Data excerpts:
··········

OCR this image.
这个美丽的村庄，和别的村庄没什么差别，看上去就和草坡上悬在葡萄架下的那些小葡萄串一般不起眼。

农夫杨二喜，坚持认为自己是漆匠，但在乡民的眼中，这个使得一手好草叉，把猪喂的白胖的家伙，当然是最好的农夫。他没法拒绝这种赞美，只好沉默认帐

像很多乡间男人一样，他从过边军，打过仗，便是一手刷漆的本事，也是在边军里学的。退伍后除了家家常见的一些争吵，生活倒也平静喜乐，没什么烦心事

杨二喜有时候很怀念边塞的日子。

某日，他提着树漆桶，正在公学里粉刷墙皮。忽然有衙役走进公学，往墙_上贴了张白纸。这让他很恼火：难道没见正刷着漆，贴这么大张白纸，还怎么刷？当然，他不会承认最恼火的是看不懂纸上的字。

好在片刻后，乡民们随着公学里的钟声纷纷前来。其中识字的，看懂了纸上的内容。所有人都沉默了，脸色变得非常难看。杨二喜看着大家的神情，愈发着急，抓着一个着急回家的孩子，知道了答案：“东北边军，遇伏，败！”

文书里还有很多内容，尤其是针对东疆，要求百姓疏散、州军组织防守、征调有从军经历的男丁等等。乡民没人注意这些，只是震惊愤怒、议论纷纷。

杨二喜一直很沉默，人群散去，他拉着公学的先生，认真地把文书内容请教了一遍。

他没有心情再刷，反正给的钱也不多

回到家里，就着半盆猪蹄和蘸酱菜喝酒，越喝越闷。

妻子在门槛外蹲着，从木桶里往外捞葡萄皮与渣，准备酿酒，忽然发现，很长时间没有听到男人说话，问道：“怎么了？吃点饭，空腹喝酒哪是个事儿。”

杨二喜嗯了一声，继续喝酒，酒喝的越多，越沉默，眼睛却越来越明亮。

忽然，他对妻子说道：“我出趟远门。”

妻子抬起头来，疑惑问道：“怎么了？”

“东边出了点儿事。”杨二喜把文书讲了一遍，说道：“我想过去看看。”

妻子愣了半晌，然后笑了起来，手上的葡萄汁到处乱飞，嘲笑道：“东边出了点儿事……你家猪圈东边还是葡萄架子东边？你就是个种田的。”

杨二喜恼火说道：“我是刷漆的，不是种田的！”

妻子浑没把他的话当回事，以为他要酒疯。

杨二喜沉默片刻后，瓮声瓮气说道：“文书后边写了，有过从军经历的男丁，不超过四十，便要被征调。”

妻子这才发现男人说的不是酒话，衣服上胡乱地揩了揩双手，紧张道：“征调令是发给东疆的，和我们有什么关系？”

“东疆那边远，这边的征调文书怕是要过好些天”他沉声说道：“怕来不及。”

··········

Required work: Copy all of the data. Keep every word exactly as it is.

Exercise output:
OCR this image.
这个美丽的村庄，和别的村庄没什么差别，看上去就和草坡上悬在葡萄架下的那些小葡萄串一般不起眼。

农夫杨二喜，坚持认为自己是漆匠，但在乡民的眼中，这个使得一手好草叉，把猪喂的白胖的家伙，当然是最好的农夫。他没法拒绝这种赞美，只好沉默认帐

像很多乡间男人一样，他从过边军，打过仗，便是一手刷漆的本事，也是在边军里学的。退伍后除了家家常见的一些争吵，生活倒也平静喜乐，没什么烦心事

杨二喜有时候很怀念边塞的日子。

某日，他提着树漆桶，正在公学里粉刷墙皮。忽然有衙役走进公学，往墙_上贴了张白纸。这让他很恼火：难道没见正刷着漆，贴这么大张白纸，还怎么刷？当然，他不会承认最恼火的是看不懂纸上的字。

好在片刻后，乡民们随着公学里的钟声纷纷前来。其中识字的，看懂了纸上的内容。所有人都沉默了，脸色变得非常难看。杨二喜看着大家的神情，愈发着急，抓着一个着急回家的孩子，知道了答案：“东北边军，遇伏，败！”

文书里还有很多内容，尤其是针对东疆，要求百姓疏散、州军组织防守、征调有从军经历的男丁等等。乡民没人注意这些，只是震惊愤怒、议论纷纷。

杨二喜一直很沉默，人群散去，他拉着公学的先生，认真地把文书内容请教了一遍。

他没有心情再刷，反正给的钱也不多

回到家里，就着半盆猪蹄和蘸酱菜喝酒，越喝越闷。

妻子在门槛外蹲着，从木桶里往外捞葡萄皮与渣，准备酿酒，忽然发现，很长时间没有听到男人说话，问道：“怎么了？吃点饭，空腹喝酒哪是个事儿。”

杨二喜嗯了一声，继续喝酒，酒喝的越多，越沉默，眼睛却越来越明亮。

忽然，他对妻子说道：“我出趟远门。”

妻子抬起头来，疑惑问道：“怎么了？”

“东边出了点儿事。”杨二喜把文书讲了一遍，说道：“我想过去看看。”

妻子愣了半晌，然后笑了起来，手上的葡萄汁到处乱飞，嘲笑道：“东边出了点儿事……你家猪圈东边还是葡萄架子东边？你就是个种田的。”

杨二喜恼火说道：“我是刷漆的，不是种田的！”

妻子浑没把他的话当回事，以为他要酒疯。

杨二喜沉默片刻后，瓮声瓮气说道：“文书后边写了，有过从军经历的男丁，不超过四十，便要被征调。”

妻子这才发现男人说的不是酒话，衣服上胡乱地揩了揩双手，紧张道：“征调令是发给东疆的，和我们有什么关系？”

“东疆那边远，这边的征调文书怕是要过好些天”他沉声说道：“怕来不及。”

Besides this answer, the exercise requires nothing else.